* Written request *
Omit the images. Copy each entry word for word.
:: Material supplied
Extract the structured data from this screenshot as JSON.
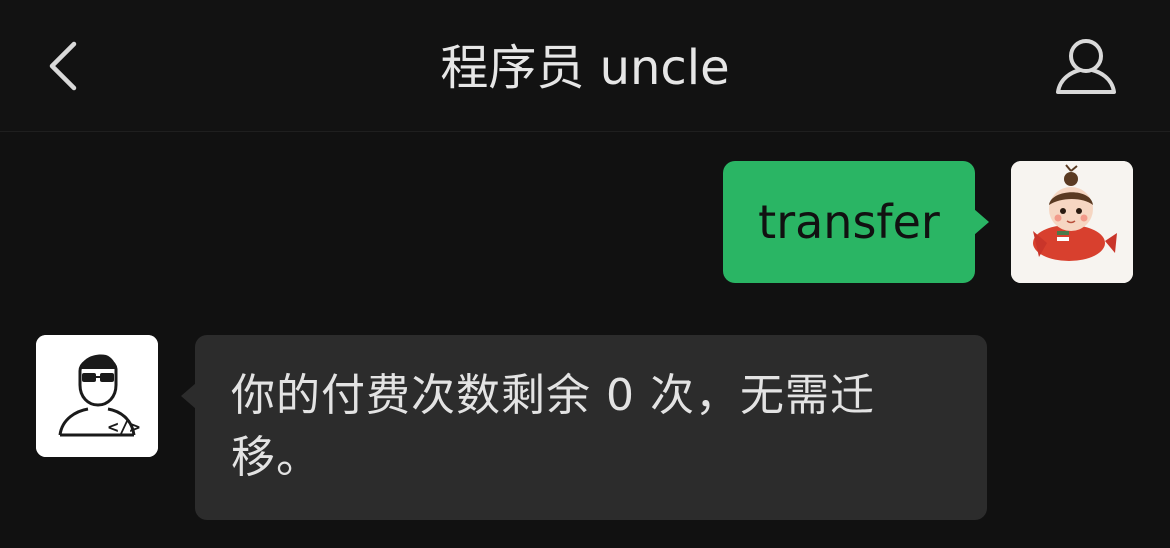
{
  "header": {
    "title": "程序员 uncle",
    "back_icon": "chevron-left-icon",
    "profile_icon": "person-outline-icon"
  },
  "messages": [
    {
      "direction": "outgoing",
      "text": "transfer",
      "avatar": "girl-cartoon-avatar"
    },
    {
      "direction": "incoming",
      "text": "你的付费次数剩余 0 次，无需迁移。",
      "avatar": "programmer-avatar"
    }
  ],
  "colors": {
    "background": "#111111",
    "outgoing_bubble": "#2ab564",
    "incoming_bubble": "#2c2c2c",
    "title_text": "#e6e6e6"
  }
}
::::
* Task response *
Extract the structured data from this screenshot as JSON.
{
  "header": {
    "title": "程序员 uncle",
    "back_icon": "chevron-left-icon",
    "profile_icon": "person-outline-icon"
  },
  "messages": [
    {
      "direction": "outgoing",
      "text": "transfer",
      "avatar": "girl-cartoon-avatar"
    },
    {
      "direction": "incoming",
      "text": "你的付费次数剩余 0 次，无需迁移。",
      "avatar": "programmer-avatar"
    }
  ],
  "colors": {
    "background": "#111111",
    "outgoing_bubble": "#2ab564",
    "incoming_bubble": "#2c2c2c",
    "title_text": "#e6e6e6"
  }
}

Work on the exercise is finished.